**CHALLENGES**
a) Answer these from the court ruling, one answer per line, marked the same way:
(i) On what date was the order summoning the appellant passed?
(ii) Within how many days must an appeal under Section 14A normally be filed?
(iii) Under which IPC section did the Apex Court say a prima facie case could probably be said to have been disclosed?
b) Pick up the court ruling right after its last sentence and keep writing.

**SOURCE DOCUMENT**
11. On remand by this Court, learned Special Judge treated the application under Section 156(3) CrPC as a complaint case and after examining the complainant under Section 200 CrPC and the witnesses Brahmpal and Syad Mohammad under Section 202 CrPC, impugned order has been passed on 23.7.2024 whereby learned Special Judge has summoned the appellant Chandrakesh Bhardwaj and co-accused Bijendra to face the trial under Sections 406, 420, 467, 468, 471, 120-B, 506 IPC and Section 3(2)5 SC/ST Act.
12. Present appeal has been filed under Section 14(A) of the SC/ST Act, which reads as under:
Section 14(A)
?14A. Appeals- (1) Notwithstanding anything contained in the Code of Criminal Procedure, 1973 (2 of 1974), an appeal shall lie, from any judgment, sentence or order, not being an interlocutory order, of a Special Court or an Exclusive Special Court, to the High Court both on facts and on law.
(2) Notwithstanding, anything contained in sub-section (3) of section 378 of the Code of Criminal Procedure, 1973 (2 of 1974), an appeal shall lie to the High Court against an order of the Special Court or the Exclusive Special Court granting or refusing bail.
(3) Notwithstanding anything contained in any other law for the time being in force, every appeal under this section shall be preferred within a period of ninety days from the date of the judgement, sentence or order appealed from:
Provided that the High Court may entertain an appeal after the expiry of the said period of ninety days if it is satisfied that the appellant had sufficient cause for not preferring the appeal within the period of ninety days:
Provided further that no appeal shall be entertained after the expiry of the period of one hundred and eighty days.
(4) Every appeal preferred under sub-section (1) shall, as far as possible, be disposed of within a period of three months from the date of admission of the appeal.?
13. From perusal of the above provisions, it is clear that any order passed under the SC/ST Act can be challenged before the High Court by filing an appeal both on facts and on law. The Hon'ble Apex Court in the case of Mohd. Wajid and another vs. State of Uttar Pradesh and others, (2023) 20 SCC 219 has held as under:
?33. In the facts and circumstances of the case and more particularly, considering the nature of the allegations levelled in the FIR, a prima facie case to constitute the offence punishable under Section 506 IPC may probably could be said to have been disclosed but not under Section 504 IPC. The allegations with respect to the offence punishable under Section 504 IPC can also be looked at from a different perspective. In the FIR, all that the first informant has stated is that abusive language was used by the accused persons. What exactly was uttered in the form of abuses is not stated in the FIR.
34. One of the essential elements, as discussed above, constituting an offence under Section 504 IPC is that there should have been an act or conduct amounting to intentional insult. Where that act is the use of the abusive words, it is necessary to know what those words were in order to decide whether the use of those words amounted to intentional insult. In the absence of these words, it is not possible to decide whether the ingredient of intentional insult is present.
35. However, as observed earlier, the entire case put up by the first informant on the face of it appears to be concocted and fabricated. At this stage, we may refer to the parameters laid down by this Court for quashing of an FIR in Bhajan Lal [State of Haryana v. Bhajan Lal, 1992 Supp (1) SCC 335 : 1992 SCC (Cri) 426 : AIR 1992 SC 604] . The parameters are : (SCC pp. 378-79, para 102)
?102. ? (1) Where the allegations made in the first information report or the complaint, even if they are taken at their face value and accepted in their entirety do not prima facie constitute any offence or make out a case against the accused.

**AVAILABLE DATA**
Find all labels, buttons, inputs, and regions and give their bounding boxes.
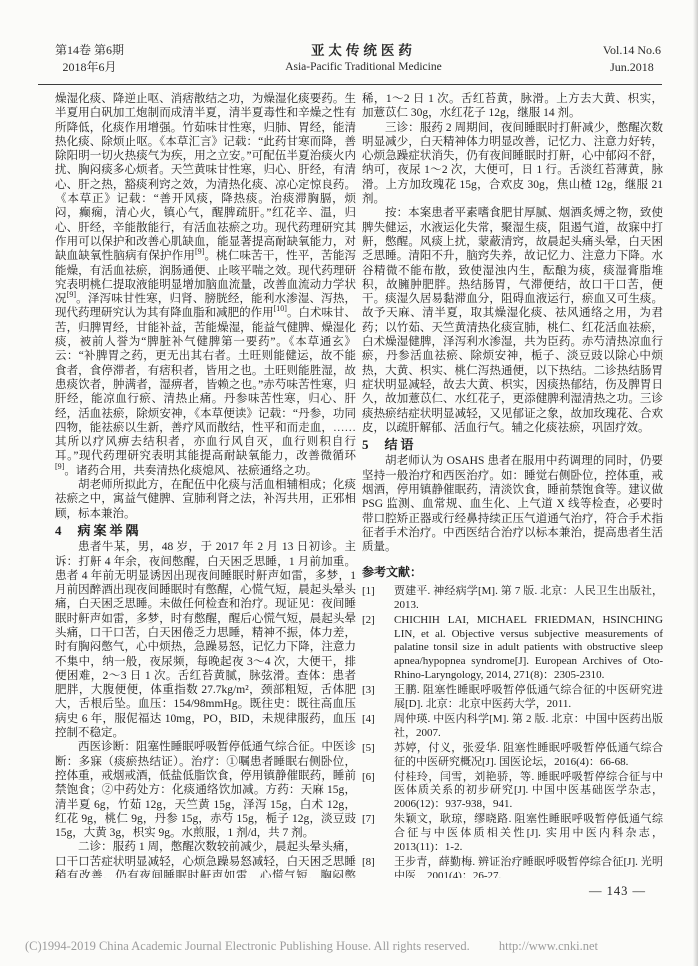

**ANSWERS TO THE EXERCISE**
a)
(i) 23.7.2024
(ii) Ninety days
(iii) Section 506 IPC

b)
(2) Where the allegations in the first information report and other materials, if any, accompanying the FIR do not disclose a cognizable offence, justifying an investigation by police officers under Section 156(1) of the Code except under an order of a Magistrate within the purview of Section 155(2) of the Code.
(3) Where the uncontroverted allegations made in the FIR or complaint and the evidence collected in support of the same do not disclose the commission of any offence and make out a case against the accused.
(4) Where, the allegations in the FIR do not constitute a cognizable offence but constitute only a non-cognizable offence, no investigation is permitted by a police officer without an order of a Magistrate as contemplated under Section 155(2) of the Code.
(5) Where the allegations made in the FIR or complaint are so absurd and inherently improbable on the basis of which no prudent person can ever reach a just conclusion that there is sufficient ground for proceeding against the accused.
(6) Where there is an express legal bar engrafted in any of the provisions of the Code or the Act concerned (under which a criminal proceeding is instituted) to the institution and continuance of the proceedings and/or where there is a specific provision in the Code or the Act concerned, providing efficacious redress for the grievance of the aggrieved party.
(7) Where a criminal proceeding is manifestly attended with mala fide and/or where the proceeding is maliciously instituted with an ulterior motive for wreaking vengeance on the accused and with a view to spite him due to private and personal grudge.?
In our opinion, the present case falls within Parameters Nos. 1, 5 and 7, respectively, referred to above.
36. At this stage, we would like to observe something important. Whenever an accused comes before the Court invoking either the inherent powers under Section 482 of the Code of Criminal Procedure (CrPC) or extraordinary jurisdiction under Article 226 of the Constitution to get the FIR or the criminal proceedings quashed essentially on the ground that such proceedings are manifestly frivolous or vexatious or instituted with the ulterior motive for wreaking vengeance, then in such circumstances the Court owes a duty to look into the FIR with care and a little more closely.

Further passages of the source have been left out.